Start of DATASET RECORDS

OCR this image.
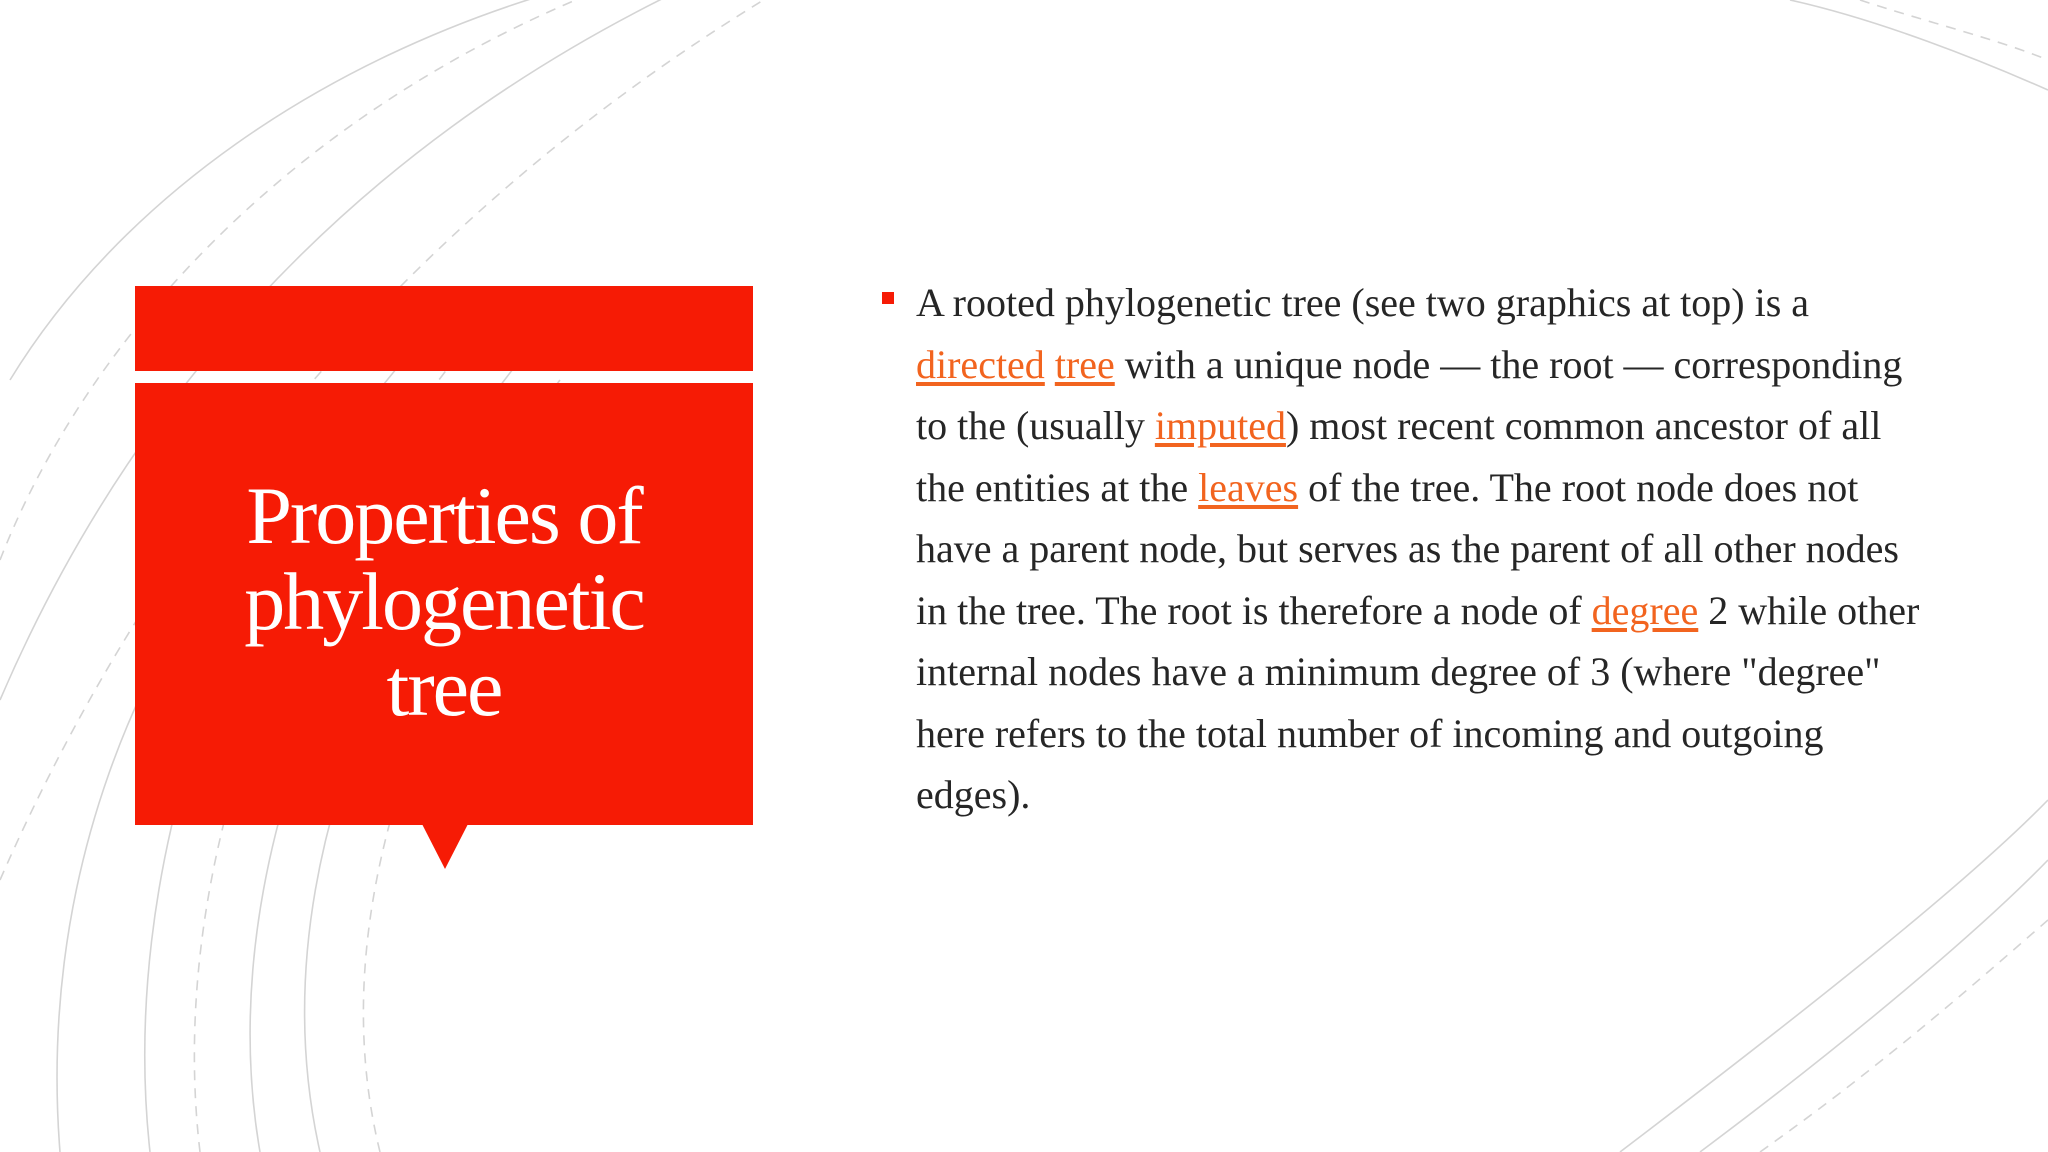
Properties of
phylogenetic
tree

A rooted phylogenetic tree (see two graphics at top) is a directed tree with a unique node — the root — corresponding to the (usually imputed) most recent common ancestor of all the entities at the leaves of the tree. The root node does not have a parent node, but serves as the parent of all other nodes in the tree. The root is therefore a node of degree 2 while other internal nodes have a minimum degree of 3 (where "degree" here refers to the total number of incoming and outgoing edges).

End of DATASET RECORDS

§ TASK INSTRUCTIONS:
Using the material above, retype each entry exactly and omit the pictures.

§ TASK RESULT:
OCR this image.
Properties of
phylogenetic
tree

A rooted phylogenetic tree (see two graphics at top) is a directed tree with a unique node — the root — corresponding to the (usually imputed) most recent common ancestor of all the entities at the leaves of the tree. The root node does not have a parent node, but serves as the parent of all other nodes in the tree. The root is therefore a node of degree 2 while other internal nodes have a minimum degree of 3 (where "degree" here refers to the total number of incoming and outgoing edges).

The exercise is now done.